-------- Data shown --------

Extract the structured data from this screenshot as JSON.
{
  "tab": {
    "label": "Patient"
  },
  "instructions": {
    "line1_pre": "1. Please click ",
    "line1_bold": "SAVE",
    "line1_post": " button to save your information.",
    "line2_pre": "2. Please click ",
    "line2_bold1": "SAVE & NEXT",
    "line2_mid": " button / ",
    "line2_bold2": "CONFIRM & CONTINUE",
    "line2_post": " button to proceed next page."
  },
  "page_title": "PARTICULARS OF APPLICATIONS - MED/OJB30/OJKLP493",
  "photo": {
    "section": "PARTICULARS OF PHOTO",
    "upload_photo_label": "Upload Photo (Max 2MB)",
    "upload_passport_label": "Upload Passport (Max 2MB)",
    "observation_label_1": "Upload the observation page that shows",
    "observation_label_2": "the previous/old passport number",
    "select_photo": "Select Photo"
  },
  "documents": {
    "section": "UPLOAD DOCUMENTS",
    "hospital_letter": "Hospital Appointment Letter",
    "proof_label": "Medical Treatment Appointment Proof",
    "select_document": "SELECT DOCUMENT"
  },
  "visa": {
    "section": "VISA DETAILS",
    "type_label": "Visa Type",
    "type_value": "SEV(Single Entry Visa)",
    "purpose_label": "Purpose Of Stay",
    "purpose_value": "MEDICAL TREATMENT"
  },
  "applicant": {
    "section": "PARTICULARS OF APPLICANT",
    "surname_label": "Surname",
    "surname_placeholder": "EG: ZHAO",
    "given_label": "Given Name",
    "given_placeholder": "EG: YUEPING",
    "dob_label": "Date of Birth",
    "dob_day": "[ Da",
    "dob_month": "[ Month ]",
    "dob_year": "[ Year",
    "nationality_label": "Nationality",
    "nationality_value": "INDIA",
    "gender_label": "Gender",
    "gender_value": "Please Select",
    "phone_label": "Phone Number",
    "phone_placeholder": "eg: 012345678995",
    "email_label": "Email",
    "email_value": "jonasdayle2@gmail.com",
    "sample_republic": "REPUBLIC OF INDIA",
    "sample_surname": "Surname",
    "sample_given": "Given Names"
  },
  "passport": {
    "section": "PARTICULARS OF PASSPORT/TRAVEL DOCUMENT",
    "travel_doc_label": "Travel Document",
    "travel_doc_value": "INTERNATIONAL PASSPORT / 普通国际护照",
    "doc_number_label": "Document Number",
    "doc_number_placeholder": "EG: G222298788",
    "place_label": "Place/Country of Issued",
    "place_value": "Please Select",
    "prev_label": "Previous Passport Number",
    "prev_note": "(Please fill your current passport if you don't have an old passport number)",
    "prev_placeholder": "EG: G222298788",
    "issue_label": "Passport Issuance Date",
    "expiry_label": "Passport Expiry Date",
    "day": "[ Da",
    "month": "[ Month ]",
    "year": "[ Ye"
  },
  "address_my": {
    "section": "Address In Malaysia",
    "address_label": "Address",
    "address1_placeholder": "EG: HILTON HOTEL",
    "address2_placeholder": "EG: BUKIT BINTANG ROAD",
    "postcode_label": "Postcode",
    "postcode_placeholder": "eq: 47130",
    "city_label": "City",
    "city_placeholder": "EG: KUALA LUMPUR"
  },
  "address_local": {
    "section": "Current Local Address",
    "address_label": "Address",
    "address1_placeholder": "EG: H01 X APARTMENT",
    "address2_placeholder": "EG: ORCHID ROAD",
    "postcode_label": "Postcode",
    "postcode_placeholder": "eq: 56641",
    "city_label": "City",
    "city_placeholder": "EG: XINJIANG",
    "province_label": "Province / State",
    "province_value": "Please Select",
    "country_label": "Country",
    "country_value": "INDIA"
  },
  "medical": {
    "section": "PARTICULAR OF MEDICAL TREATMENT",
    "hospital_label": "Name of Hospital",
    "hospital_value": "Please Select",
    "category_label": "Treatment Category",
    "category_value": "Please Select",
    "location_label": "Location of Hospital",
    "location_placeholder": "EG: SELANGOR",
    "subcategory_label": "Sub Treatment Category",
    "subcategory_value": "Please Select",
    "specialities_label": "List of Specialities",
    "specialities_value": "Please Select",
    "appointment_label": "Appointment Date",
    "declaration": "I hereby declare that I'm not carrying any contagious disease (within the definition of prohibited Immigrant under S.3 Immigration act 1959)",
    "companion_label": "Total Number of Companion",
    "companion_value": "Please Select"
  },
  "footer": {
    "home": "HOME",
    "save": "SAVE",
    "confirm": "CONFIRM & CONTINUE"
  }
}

--------

▸ **Aim**: Check each line of the entries above, and show every one holding the word "Date".

▸ **Solution for this exercise**:
    "dob_label": "Date of Birth",
    "issue_label": "Passport Issuance Date",
    "expiry_label": "Passport Expiry Date",
    "appointment_label": "Appointment Date",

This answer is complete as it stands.